- [STORED RECORDS]:
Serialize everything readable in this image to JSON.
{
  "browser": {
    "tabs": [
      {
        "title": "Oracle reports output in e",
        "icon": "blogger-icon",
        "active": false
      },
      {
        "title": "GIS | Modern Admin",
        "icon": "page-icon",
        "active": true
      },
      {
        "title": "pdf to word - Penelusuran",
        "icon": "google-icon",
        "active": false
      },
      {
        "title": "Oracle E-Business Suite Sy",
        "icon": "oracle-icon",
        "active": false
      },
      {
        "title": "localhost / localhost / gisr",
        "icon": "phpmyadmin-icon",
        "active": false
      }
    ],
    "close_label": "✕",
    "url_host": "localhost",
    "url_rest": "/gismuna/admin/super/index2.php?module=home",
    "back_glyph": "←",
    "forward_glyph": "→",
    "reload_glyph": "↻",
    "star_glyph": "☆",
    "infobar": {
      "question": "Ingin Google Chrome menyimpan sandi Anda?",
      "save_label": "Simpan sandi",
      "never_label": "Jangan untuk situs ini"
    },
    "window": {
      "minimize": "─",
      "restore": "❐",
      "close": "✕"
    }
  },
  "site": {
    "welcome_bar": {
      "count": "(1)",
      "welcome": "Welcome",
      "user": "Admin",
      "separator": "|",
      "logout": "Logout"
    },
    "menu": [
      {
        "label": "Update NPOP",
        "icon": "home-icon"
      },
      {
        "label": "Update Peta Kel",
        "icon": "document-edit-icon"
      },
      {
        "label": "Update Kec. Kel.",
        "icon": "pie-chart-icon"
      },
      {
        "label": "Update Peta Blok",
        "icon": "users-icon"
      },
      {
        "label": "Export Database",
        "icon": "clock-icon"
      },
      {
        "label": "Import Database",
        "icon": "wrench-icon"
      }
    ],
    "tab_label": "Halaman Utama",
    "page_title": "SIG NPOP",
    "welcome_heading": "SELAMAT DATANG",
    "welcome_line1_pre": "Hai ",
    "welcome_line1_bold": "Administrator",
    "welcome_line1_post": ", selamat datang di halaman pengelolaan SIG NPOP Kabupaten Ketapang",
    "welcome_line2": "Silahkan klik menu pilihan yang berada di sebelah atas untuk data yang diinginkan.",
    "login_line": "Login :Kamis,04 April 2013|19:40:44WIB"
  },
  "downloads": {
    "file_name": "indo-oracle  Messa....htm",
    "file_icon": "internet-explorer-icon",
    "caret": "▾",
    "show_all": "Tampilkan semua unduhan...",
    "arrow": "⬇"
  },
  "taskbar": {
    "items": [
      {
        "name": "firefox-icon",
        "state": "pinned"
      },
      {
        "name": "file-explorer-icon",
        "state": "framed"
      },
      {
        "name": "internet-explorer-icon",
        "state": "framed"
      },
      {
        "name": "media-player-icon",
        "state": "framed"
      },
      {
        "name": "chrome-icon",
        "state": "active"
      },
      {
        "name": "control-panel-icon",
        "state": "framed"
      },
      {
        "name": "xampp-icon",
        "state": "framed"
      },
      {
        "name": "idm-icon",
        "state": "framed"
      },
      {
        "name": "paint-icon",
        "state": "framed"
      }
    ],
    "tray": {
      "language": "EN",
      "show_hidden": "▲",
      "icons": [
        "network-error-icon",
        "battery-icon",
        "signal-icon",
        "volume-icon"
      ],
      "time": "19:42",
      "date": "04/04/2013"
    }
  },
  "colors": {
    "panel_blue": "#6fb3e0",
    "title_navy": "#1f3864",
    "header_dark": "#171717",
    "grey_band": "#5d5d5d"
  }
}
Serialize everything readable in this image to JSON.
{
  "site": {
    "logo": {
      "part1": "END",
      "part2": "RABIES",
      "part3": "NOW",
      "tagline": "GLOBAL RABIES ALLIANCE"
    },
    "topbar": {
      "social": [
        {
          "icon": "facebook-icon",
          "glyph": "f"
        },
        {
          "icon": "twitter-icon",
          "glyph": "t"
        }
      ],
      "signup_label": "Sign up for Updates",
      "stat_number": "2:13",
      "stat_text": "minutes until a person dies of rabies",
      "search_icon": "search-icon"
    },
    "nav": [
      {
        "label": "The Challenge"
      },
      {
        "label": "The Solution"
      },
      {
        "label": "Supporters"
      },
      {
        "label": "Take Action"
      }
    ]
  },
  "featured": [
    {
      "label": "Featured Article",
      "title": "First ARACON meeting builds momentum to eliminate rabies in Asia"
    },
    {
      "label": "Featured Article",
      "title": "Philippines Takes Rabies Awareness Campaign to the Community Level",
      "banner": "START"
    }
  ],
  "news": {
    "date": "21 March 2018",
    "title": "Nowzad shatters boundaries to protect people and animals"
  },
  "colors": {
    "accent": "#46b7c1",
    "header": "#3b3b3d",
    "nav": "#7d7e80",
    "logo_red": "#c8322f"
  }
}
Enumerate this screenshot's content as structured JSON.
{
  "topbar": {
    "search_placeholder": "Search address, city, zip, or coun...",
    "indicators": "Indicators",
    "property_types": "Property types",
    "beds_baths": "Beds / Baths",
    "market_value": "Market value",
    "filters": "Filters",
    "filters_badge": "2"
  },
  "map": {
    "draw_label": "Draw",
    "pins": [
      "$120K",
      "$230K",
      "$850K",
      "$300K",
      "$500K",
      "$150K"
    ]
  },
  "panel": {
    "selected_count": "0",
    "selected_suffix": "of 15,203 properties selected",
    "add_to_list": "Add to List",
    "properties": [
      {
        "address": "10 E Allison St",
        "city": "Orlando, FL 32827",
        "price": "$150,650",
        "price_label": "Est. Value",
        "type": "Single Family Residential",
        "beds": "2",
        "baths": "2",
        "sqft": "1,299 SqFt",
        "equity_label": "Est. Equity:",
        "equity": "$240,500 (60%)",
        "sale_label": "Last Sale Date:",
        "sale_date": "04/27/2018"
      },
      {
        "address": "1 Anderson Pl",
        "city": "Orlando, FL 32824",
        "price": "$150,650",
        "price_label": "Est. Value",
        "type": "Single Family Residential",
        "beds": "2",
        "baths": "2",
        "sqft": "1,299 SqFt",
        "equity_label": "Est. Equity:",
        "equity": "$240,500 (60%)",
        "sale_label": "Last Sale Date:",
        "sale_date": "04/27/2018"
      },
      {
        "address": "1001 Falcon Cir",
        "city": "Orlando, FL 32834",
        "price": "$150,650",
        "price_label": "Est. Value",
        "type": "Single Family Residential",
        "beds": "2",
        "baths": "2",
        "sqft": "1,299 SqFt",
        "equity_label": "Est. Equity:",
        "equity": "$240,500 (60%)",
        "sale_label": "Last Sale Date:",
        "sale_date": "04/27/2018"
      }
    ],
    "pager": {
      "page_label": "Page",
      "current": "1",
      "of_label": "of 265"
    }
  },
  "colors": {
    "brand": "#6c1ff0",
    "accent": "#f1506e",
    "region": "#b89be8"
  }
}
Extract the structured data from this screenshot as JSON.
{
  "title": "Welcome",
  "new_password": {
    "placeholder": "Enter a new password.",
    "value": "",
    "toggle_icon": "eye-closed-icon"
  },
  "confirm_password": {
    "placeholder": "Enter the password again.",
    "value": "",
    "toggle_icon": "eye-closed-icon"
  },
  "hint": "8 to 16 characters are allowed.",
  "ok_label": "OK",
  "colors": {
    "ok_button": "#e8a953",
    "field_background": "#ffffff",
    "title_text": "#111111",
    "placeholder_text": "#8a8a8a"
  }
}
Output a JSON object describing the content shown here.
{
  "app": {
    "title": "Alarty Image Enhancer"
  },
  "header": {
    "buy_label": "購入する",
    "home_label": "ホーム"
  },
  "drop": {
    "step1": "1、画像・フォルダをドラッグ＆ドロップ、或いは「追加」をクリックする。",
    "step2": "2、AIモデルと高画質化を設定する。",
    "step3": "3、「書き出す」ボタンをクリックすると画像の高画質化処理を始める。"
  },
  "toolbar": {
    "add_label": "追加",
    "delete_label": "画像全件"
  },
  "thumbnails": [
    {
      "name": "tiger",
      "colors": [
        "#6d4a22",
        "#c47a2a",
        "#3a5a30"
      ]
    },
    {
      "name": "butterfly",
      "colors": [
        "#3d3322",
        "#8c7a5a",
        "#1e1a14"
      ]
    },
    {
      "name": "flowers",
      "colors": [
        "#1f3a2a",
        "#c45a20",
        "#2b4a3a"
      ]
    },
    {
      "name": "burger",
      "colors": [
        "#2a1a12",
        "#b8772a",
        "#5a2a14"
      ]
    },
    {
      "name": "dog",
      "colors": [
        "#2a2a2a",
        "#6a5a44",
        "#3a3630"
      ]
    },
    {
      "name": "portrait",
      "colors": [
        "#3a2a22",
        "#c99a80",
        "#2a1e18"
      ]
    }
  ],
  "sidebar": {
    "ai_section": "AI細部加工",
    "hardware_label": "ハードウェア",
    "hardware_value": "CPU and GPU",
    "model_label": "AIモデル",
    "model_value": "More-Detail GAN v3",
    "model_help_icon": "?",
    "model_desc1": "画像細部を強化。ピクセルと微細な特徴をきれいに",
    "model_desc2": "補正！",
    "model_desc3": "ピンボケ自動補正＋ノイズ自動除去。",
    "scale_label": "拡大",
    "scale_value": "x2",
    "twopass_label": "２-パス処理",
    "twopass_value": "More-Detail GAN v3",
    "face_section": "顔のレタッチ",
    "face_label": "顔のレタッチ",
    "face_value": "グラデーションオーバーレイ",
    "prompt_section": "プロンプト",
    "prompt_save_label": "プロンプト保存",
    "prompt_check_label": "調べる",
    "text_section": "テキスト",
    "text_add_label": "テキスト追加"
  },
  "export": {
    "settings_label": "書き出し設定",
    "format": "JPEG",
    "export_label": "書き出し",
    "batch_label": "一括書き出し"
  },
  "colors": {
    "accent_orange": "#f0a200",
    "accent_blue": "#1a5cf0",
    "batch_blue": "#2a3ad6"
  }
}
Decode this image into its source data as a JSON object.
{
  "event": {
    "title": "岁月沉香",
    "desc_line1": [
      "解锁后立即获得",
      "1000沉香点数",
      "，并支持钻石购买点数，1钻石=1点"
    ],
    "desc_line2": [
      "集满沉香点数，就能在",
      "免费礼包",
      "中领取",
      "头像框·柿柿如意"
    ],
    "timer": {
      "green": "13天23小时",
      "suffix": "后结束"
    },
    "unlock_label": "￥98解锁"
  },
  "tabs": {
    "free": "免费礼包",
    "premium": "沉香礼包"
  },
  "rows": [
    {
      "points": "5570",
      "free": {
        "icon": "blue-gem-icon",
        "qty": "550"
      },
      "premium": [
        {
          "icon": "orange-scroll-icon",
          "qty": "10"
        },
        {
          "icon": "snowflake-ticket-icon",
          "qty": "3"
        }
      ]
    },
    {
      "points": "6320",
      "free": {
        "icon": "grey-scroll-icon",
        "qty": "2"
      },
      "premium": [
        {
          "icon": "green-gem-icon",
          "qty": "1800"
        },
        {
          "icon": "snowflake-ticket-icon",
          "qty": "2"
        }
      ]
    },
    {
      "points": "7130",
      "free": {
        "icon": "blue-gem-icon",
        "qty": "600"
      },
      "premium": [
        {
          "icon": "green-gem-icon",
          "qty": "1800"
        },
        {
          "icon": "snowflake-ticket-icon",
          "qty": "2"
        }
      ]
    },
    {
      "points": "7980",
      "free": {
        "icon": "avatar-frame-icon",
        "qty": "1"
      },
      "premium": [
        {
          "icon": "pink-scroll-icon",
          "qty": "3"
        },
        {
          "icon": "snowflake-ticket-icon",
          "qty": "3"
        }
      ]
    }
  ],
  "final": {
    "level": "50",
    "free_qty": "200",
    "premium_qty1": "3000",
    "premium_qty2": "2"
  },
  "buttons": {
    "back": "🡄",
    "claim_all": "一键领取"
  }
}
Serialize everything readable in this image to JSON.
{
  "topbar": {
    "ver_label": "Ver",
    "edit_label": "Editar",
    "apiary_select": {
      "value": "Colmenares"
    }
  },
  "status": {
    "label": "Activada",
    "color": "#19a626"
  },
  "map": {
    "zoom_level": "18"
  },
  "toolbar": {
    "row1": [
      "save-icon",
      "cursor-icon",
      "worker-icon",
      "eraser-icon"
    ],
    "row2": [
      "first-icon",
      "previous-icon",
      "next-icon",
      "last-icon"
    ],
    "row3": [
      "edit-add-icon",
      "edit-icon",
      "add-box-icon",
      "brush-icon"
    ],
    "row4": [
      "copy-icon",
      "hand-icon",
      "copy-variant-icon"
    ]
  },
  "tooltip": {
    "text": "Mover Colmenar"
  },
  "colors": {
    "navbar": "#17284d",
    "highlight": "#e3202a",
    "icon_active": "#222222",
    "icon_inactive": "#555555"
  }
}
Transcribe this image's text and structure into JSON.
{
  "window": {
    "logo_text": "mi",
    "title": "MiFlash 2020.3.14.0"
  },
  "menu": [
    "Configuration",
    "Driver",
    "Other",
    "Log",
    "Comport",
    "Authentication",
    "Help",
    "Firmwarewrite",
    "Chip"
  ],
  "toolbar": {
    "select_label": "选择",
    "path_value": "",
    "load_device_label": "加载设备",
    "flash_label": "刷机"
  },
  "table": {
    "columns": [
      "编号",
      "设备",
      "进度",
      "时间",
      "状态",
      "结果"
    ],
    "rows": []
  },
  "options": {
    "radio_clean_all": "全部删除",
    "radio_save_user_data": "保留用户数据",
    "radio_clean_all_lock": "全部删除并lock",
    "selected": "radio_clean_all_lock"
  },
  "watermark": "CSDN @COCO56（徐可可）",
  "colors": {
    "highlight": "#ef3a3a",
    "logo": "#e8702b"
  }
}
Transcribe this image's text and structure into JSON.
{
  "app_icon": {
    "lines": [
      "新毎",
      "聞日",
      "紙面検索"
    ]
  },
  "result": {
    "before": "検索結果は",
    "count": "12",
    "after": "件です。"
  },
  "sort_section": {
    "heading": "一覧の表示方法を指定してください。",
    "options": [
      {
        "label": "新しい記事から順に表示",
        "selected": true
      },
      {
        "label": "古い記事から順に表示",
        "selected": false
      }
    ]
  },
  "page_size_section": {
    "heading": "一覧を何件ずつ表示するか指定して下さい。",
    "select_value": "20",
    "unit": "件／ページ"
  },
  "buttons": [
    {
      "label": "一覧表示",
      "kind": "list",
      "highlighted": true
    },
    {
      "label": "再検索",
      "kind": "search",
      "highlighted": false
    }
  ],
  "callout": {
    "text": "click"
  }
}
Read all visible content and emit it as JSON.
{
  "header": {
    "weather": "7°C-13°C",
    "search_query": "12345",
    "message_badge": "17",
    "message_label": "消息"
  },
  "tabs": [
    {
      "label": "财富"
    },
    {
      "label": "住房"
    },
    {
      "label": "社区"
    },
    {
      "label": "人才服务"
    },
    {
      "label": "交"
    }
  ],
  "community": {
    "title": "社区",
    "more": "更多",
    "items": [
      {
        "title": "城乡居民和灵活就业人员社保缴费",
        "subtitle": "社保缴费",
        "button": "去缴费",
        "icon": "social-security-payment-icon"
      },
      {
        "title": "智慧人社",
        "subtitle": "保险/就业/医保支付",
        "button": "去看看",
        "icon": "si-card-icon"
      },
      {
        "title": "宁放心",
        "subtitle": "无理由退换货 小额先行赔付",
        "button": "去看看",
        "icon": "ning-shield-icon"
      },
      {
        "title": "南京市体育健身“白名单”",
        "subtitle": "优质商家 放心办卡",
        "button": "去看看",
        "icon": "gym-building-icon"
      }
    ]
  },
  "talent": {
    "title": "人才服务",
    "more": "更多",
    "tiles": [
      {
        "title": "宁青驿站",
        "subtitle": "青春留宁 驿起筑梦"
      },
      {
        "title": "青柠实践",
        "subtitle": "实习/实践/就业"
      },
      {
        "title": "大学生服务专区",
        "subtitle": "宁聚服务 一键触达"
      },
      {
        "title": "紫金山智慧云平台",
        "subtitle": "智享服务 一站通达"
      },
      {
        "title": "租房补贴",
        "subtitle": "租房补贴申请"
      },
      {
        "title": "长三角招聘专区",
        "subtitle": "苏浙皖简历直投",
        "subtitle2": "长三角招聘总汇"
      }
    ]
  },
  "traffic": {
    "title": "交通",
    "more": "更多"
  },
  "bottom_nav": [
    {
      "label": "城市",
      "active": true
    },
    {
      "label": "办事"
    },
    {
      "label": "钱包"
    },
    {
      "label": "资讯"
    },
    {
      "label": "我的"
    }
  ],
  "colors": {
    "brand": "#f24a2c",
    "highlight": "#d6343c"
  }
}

- [YOUR GOAL]: Select every line of the material above holding the word "content" and copy it.

- [TASK RESPONSE]:
Enumerate this screenshot's content as structured JSON.
Output a JSON object describing the content shown here.
Read all visible content and emit it as JSON.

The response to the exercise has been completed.